THE PROBLEM: Pull out the lines of the listing below, from its first line up to and including the line with "industry-name: 电力设备及新能源 [110,478,206,492]", and reproduce them verbatim.
>> START MATERIAL PROVIDED
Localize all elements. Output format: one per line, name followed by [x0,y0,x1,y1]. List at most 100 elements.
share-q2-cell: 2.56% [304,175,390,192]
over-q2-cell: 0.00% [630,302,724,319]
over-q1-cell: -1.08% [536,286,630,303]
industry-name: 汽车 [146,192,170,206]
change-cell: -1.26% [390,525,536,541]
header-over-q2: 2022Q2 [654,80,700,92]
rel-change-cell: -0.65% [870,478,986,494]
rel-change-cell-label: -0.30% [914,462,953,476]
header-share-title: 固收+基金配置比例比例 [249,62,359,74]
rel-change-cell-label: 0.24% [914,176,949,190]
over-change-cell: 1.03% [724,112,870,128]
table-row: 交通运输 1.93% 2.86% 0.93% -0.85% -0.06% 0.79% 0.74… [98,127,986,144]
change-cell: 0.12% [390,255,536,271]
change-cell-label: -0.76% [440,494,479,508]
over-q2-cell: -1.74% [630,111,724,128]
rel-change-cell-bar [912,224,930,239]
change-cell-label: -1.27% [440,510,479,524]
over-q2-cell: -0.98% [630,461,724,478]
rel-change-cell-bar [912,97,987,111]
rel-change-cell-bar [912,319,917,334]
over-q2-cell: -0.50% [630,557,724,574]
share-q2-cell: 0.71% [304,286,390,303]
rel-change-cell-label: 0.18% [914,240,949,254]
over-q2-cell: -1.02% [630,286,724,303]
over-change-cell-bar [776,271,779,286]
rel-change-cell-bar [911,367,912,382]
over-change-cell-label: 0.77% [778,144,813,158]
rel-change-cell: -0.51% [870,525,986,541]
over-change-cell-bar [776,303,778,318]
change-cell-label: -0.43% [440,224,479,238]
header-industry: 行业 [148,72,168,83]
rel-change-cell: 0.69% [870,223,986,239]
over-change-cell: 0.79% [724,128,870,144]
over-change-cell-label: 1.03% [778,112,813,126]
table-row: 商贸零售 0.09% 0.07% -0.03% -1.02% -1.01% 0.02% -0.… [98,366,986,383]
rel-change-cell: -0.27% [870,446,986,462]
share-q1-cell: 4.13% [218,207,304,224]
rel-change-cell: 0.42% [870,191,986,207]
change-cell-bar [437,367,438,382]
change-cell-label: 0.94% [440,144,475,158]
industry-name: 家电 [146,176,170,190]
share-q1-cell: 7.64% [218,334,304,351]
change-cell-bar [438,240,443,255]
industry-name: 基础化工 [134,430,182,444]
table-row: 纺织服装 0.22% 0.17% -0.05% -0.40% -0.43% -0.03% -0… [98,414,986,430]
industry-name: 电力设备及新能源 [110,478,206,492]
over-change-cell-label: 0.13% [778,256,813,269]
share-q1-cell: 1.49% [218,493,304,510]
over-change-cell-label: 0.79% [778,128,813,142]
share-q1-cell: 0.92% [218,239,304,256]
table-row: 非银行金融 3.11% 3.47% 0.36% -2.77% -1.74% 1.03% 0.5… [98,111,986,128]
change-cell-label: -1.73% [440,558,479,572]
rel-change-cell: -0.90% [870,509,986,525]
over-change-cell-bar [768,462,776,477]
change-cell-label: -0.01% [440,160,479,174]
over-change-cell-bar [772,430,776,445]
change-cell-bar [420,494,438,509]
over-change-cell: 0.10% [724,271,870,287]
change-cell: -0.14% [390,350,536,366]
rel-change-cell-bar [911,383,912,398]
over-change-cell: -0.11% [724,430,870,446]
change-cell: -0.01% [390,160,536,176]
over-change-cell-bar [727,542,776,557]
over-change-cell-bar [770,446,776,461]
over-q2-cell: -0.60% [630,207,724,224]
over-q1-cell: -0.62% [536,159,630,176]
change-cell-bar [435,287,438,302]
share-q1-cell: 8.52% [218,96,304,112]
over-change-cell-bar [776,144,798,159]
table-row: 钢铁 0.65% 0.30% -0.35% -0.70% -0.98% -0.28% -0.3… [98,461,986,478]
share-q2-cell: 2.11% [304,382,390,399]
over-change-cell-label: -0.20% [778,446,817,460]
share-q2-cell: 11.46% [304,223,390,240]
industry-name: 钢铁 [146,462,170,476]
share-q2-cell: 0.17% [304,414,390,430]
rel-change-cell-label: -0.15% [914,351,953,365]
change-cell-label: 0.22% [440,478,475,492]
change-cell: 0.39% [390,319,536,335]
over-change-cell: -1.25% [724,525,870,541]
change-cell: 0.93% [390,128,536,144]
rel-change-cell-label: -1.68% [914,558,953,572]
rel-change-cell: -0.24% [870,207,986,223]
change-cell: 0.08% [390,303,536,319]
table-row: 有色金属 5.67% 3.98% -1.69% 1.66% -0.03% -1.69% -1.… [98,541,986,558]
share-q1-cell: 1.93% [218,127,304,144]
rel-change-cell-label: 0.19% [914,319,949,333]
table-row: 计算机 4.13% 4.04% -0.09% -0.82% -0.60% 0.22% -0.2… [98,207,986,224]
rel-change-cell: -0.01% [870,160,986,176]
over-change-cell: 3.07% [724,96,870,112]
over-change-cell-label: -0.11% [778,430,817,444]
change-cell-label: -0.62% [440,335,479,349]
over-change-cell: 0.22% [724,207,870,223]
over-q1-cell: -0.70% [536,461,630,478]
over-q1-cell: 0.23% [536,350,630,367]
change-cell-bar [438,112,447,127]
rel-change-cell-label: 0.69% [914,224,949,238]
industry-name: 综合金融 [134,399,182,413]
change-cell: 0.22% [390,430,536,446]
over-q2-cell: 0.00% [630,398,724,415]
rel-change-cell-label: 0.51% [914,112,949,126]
>> END MATERIAL PROVIDED
CORRECT ANSWER:
Localize all elements. Output format: one per line, name followed by [x0,y0,x1,y1]. List at most 100 elements.
share-q2-cell: 2.56% [304,175,390,192]
over-q2-cell: 0.00% [630,302,724,319]
over-q1-cell: -1.08% [536,286,630,303]
industry-name: 汽车 [146,192,170,206]
change-cell: -1.26% [390,525,536,541]
header-over-q2: 2022Q2 [654,80,700,92]
rel-change-cell: -0.65% [870,478,986,494]
rel-change-cell-label: -0.30% [914,462,953,476]
header-share-title: 固收+基金配置比例比例 [249,62,359,74]
rel-change-cell-label: 0.24% [914,176,949,190]
over-change-cell: 1.03% [724,112,870,128]
table-row: 交通运输 1.93% 2.86% 0.93% -0.85% -0.06% 0.79% 0.74… [98,127,986,144]
change-cell: 0.12% [390,255,536,271]
change-cell-label: -0.76% [440,494,479,508]
over-q2-cell: -1.74% [630,111,724,128]
rel-change-cell-bar [912,224,930,239]
change-cell-label: -1.27% [440,510,479,524]
over-q2-cell: -0.98% [630,461,724,478]
rel-change-cell-bar [912,97,987,111]
rel-change-cell-bar [912,319,917,334]
over-q2-cell: -0.50% [630,557,724,574]
share-q2-cell: 0.71% [304,286,390,303]
rel-change-cell-label: 0.18% [914,240,949,254]
over-q2-cell: -1.02% [630,286,724,303]
over-change-cell-bar [776,271,779,286]
rel-change-cell-bar [911,367,912,382]
over-change-cell-label: 0.77% [778,144,813,158]
rel-change-cell: -0.51% [870,525,986,541]
over-change-cell-bar [776,303,778,318]
change-cell-label: -0.43% [440,224,479,238]
header-industry: 行业 [148,72,168,83]
rel-change-cell: 0.69% [870,223,986,239]
over-change-cell: 0.79% [724,128,870,144]
over-change-cell-label: 1.03% [778,112,813,126]
table-row: 商贸零售 0.09% 0.07% -0.03% -1.02% -1.01% 0.02% -0.… [98,366,986,383]
rel-change-cell: -0.27% [870,446,986,462]
share-q1-cell: 4.13% [218,207,304,224]
rel-change-cell: 0.42% [870,191,986,207]
change-cell-bar [437,367,438,382]
change-cell-label: 0.94% [440,144,475,158]
industry-name: 家电 [146,176,170,190]
share-q1-cell: 7.64% [218,334,304,351]
change-cell-bar [438,240,443,255]
industry-name: 基础化工 [134,430,182,444]
table-row: 纺织服装 0.22% 0.17% -0.05% -0.40% -0.43% -0.03% -0… [98,414,986,430]
industry-name: 电力设备及新能源 [110,478,206,492]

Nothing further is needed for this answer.